- [Given exercise]
Collect every line of the records below that contains the word "screenshot".

- [Records provided]

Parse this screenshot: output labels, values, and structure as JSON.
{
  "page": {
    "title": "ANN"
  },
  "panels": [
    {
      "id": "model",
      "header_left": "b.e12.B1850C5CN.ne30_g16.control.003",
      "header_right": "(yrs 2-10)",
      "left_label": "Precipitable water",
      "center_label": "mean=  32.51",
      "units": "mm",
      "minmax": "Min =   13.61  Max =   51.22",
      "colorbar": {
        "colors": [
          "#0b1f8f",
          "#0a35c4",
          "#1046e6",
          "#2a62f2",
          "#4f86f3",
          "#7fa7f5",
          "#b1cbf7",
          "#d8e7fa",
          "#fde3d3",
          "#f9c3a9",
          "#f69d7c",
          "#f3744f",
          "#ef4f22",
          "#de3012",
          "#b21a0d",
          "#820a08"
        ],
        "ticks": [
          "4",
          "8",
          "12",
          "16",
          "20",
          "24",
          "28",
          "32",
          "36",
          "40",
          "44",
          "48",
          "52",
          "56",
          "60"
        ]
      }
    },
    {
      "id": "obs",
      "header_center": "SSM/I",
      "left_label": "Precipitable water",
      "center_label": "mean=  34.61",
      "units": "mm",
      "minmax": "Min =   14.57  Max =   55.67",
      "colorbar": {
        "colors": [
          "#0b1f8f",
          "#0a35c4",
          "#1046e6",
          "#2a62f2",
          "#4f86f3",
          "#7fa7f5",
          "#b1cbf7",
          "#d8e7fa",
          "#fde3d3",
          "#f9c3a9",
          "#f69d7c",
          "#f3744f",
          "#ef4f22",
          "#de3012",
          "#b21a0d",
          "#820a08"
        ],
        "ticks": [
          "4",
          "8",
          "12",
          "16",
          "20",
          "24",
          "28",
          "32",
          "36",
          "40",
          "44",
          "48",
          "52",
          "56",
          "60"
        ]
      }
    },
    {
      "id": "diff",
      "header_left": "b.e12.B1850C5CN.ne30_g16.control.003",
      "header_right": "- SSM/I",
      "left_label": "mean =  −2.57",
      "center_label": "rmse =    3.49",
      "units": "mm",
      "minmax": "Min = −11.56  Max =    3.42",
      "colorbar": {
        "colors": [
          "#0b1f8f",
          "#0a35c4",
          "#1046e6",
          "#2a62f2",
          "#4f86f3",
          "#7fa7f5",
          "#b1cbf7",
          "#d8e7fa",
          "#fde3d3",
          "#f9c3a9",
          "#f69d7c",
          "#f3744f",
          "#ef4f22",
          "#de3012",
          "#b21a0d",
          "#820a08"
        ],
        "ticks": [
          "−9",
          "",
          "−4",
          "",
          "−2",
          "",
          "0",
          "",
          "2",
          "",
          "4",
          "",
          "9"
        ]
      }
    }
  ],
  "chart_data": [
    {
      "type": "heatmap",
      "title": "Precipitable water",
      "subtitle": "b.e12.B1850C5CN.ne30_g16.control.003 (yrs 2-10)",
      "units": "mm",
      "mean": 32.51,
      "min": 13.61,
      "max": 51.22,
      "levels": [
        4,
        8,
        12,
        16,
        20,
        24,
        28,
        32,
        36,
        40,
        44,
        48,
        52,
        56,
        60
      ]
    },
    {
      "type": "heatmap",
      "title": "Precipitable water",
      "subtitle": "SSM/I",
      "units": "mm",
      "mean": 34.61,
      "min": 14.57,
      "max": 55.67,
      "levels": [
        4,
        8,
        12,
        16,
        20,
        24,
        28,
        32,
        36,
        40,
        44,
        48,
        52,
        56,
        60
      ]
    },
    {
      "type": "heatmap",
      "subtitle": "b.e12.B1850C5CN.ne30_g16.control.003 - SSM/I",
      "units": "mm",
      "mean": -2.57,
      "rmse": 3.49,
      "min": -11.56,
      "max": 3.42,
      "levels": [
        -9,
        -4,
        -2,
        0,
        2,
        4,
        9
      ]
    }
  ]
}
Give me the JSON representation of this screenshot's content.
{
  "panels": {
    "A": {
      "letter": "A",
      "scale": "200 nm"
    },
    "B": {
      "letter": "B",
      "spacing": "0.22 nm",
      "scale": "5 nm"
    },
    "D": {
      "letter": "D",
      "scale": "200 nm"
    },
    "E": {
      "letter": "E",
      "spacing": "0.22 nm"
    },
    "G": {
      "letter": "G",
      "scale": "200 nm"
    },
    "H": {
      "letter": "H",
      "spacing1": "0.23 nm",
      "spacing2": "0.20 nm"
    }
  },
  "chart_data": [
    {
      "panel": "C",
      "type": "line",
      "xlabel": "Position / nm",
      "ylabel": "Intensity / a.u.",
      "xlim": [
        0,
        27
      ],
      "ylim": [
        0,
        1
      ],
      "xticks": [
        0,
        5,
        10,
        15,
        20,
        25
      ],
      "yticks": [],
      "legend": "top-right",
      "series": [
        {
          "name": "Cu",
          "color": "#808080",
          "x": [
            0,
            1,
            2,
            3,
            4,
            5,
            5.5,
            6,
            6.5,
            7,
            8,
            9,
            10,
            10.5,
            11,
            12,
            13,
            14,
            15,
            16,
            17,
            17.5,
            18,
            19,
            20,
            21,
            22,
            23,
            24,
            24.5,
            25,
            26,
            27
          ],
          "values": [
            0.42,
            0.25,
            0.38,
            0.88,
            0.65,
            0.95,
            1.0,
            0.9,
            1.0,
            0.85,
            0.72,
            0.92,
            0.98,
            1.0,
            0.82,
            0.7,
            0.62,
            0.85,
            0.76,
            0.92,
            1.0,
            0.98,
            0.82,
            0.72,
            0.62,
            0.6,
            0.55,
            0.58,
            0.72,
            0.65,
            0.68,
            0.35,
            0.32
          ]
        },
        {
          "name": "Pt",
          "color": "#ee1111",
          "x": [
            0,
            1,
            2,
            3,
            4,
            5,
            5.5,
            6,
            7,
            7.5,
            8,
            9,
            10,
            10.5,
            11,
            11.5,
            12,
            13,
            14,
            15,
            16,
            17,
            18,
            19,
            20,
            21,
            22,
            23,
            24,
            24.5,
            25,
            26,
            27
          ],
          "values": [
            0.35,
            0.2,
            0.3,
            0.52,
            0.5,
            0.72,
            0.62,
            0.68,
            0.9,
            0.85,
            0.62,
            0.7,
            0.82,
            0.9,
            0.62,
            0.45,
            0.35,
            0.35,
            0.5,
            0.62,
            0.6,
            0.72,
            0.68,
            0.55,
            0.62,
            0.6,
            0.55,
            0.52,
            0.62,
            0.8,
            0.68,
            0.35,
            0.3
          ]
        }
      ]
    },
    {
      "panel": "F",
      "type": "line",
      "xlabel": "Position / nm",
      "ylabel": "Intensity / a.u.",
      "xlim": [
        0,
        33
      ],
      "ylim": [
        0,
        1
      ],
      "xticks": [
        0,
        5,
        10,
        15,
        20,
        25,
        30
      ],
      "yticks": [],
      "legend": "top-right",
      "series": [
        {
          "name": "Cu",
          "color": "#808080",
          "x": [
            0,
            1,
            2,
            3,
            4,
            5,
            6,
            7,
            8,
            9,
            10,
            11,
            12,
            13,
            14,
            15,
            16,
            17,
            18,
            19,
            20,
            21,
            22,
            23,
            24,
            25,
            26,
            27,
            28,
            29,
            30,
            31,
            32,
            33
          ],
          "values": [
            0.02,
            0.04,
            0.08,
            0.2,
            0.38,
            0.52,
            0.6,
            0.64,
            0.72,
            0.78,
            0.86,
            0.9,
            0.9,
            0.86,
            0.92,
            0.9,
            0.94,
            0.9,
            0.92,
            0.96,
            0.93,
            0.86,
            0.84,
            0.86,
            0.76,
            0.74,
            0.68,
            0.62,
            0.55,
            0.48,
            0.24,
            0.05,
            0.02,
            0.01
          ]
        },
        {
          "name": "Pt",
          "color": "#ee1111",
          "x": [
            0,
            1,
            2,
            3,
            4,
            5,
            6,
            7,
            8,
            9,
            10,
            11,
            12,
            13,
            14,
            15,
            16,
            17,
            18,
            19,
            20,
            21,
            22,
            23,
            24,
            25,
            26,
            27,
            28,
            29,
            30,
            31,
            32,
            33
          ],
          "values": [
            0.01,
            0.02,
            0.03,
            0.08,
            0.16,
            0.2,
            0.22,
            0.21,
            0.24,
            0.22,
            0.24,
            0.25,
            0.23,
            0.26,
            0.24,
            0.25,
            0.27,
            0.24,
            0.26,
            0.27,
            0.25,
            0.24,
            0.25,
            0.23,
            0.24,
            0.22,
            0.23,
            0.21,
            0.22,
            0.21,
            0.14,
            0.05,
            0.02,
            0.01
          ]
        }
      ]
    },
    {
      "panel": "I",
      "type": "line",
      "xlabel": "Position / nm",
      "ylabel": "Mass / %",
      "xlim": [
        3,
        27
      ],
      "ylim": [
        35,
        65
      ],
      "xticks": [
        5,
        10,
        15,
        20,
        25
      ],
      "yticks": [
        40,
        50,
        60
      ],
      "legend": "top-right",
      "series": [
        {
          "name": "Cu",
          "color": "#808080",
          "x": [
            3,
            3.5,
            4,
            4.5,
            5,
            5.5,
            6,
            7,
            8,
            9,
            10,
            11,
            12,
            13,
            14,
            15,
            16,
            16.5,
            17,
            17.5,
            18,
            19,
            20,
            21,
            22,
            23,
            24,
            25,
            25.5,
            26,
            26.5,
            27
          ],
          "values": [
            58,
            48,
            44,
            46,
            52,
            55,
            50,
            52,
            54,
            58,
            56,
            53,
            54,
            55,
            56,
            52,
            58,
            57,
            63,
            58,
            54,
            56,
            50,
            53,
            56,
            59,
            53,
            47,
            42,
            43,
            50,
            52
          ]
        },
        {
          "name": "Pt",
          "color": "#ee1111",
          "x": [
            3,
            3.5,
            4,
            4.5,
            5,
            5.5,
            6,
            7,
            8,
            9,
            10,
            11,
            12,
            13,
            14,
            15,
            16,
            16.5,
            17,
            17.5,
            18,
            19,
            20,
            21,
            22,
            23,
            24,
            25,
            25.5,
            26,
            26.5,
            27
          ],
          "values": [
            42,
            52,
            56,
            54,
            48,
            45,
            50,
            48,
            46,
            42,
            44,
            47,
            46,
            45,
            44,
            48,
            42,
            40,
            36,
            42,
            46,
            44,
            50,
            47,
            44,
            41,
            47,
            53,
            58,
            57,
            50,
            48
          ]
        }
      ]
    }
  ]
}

- [Solution to this exercise]
Parse this screenshot: output labels, values, and structure as JSON.
Give me the JSON representation of this screenshot's content.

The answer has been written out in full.